Figure dataset records:
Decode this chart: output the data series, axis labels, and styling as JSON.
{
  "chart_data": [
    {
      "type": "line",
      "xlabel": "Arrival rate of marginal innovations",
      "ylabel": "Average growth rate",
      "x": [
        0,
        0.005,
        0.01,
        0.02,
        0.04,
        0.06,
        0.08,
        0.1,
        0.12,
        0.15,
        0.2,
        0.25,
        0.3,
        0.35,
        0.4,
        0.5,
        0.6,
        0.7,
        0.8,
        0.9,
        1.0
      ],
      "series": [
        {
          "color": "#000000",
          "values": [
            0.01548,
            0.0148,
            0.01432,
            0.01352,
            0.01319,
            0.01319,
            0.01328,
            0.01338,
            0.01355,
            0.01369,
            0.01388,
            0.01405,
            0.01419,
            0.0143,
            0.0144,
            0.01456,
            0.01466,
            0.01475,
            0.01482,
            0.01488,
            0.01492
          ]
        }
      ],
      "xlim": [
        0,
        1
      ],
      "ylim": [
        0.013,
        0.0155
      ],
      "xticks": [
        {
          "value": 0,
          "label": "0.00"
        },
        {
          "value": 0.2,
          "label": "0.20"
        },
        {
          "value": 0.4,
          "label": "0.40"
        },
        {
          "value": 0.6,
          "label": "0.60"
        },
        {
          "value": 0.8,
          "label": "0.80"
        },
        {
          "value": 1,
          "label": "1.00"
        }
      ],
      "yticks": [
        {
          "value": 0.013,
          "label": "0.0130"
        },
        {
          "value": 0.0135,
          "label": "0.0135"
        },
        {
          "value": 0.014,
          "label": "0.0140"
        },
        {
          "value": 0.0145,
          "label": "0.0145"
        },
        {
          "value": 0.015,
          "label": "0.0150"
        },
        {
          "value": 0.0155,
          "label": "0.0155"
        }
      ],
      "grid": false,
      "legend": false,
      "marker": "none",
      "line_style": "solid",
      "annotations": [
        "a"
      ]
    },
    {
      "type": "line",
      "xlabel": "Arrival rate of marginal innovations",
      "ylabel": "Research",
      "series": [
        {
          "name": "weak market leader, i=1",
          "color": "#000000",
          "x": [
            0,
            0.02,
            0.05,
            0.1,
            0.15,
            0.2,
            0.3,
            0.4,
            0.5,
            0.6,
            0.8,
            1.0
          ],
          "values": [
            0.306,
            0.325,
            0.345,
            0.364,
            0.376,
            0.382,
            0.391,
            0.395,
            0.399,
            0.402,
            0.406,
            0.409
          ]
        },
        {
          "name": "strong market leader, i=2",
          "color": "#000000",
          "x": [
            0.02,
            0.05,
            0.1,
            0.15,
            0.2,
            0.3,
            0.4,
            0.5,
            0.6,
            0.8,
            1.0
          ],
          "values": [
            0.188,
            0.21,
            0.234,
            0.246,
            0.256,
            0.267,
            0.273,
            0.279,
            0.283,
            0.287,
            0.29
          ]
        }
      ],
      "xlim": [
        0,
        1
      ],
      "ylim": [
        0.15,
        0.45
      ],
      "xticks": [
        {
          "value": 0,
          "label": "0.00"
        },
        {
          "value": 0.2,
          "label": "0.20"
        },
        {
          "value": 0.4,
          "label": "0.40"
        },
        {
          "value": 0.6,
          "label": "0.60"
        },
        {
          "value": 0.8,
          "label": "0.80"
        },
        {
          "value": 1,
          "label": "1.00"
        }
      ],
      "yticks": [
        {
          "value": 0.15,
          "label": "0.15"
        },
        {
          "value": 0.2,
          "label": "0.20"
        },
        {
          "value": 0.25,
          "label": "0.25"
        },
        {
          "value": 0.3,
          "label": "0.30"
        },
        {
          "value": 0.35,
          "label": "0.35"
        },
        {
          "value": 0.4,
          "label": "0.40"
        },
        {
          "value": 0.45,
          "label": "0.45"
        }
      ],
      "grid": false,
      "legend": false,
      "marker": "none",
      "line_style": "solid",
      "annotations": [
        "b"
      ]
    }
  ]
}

Goal: Wherever a line in the data above holds "name", copy that line.

Response to this exercise:
          "name": "weak market leader, i=1",
          "name": "strong market leader, i=2",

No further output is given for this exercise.